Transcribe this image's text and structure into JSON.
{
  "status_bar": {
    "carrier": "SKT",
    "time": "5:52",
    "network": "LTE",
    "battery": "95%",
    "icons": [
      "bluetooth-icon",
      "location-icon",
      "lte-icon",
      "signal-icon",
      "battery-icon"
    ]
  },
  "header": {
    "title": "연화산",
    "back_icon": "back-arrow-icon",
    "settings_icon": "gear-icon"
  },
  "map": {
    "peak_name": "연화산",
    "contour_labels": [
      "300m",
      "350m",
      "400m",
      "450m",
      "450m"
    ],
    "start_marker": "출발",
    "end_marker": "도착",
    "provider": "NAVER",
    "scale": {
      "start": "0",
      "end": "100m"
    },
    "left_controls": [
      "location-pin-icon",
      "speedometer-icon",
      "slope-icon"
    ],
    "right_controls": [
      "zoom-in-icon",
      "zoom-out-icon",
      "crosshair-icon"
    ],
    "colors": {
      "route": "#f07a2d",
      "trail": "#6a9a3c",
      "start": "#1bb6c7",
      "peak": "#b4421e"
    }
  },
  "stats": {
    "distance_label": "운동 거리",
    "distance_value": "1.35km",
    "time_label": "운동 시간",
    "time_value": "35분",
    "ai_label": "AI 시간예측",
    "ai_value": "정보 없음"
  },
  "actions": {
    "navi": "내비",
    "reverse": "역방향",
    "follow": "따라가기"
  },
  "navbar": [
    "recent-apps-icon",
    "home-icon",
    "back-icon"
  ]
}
+++++
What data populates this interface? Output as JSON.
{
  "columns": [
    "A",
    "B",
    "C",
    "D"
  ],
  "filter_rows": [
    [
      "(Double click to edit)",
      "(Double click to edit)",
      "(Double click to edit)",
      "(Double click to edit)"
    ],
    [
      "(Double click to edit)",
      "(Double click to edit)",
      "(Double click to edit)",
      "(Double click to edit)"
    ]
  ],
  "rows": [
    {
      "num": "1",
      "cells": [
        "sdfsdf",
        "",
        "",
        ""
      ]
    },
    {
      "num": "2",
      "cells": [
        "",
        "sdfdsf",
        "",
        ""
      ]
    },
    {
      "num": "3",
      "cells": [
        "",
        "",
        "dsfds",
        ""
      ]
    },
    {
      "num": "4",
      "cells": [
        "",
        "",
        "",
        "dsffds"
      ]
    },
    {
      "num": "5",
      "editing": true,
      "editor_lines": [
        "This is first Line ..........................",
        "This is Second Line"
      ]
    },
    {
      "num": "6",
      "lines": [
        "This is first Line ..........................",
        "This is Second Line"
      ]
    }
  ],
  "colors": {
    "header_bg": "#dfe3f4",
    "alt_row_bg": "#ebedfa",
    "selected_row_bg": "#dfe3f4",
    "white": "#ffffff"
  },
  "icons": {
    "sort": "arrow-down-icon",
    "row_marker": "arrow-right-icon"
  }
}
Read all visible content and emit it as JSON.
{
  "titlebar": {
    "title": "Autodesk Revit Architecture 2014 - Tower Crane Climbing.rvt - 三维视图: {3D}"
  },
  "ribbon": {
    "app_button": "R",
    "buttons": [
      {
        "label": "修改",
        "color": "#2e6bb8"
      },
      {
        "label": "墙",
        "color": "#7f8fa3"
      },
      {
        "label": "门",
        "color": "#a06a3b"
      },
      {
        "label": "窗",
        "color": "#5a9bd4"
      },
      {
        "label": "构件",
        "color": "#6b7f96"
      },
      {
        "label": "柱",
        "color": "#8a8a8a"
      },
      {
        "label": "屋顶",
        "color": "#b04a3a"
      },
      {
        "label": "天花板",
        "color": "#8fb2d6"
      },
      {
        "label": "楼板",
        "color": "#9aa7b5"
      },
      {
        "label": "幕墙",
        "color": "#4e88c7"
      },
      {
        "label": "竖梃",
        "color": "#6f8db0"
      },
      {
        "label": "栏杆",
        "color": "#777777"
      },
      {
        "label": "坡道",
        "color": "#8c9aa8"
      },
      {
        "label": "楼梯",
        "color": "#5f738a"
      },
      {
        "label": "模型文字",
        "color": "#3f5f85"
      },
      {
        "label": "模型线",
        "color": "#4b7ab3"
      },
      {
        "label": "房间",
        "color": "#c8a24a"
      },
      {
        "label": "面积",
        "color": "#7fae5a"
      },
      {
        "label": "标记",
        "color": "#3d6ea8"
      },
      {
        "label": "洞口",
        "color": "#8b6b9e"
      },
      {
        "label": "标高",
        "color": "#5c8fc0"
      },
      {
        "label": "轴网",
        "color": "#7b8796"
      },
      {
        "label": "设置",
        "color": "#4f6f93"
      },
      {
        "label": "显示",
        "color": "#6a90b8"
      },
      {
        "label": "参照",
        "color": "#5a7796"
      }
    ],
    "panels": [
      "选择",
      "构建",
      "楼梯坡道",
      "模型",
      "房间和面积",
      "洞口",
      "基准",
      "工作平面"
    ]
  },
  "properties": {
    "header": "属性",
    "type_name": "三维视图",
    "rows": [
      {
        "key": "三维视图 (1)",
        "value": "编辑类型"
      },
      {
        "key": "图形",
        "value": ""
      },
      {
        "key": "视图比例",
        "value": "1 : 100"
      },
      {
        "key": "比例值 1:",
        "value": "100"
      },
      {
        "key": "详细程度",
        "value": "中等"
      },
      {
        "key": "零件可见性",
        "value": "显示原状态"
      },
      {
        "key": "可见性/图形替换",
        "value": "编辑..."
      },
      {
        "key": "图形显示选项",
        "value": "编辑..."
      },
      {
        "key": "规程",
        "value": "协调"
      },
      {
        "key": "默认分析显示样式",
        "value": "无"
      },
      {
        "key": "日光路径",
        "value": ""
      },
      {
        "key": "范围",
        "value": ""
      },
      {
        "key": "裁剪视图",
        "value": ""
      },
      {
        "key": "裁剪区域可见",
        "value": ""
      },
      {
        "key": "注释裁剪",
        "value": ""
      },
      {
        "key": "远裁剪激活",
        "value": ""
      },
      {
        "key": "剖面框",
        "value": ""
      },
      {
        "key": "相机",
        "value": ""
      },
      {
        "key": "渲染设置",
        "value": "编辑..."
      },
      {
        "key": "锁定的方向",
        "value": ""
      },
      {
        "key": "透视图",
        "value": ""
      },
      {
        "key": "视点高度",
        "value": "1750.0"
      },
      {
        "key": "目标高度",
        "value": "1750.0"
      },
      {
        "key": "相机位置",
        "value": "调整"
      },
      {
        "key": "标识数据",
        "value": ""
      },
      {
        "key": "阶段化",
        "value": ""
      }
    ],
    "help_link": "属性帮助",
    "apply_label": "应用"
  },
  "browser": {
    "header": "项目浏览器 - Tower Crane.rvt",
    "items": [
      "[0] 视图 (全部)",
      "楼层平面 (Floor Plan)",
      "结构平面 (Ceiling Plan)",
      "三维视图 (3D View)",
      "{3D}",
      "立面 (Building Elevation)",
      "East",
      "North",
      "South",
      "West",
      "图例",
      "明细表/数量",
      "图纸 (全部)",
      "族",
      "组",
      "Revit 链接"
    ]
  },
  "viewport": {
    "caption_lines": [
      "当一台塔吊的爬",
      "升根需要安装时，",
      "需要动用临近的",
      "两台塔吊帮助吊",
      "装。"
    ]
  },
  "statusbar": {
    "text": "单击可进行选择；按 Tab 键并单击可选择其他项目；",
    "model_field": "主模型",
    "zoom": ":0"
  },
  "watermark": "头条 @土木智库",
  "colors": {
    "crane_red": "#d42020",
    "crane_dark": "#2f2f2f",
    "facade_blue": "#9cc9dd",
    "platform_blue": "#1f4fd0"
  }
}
+++++
Short problem – Extract from the data every line where "JSON" shows up.

Completed task –
Transcribe this image's text and structure into JSON.
What data populates this interface? Output as JSON.
Read all visible content and emit it as JSON.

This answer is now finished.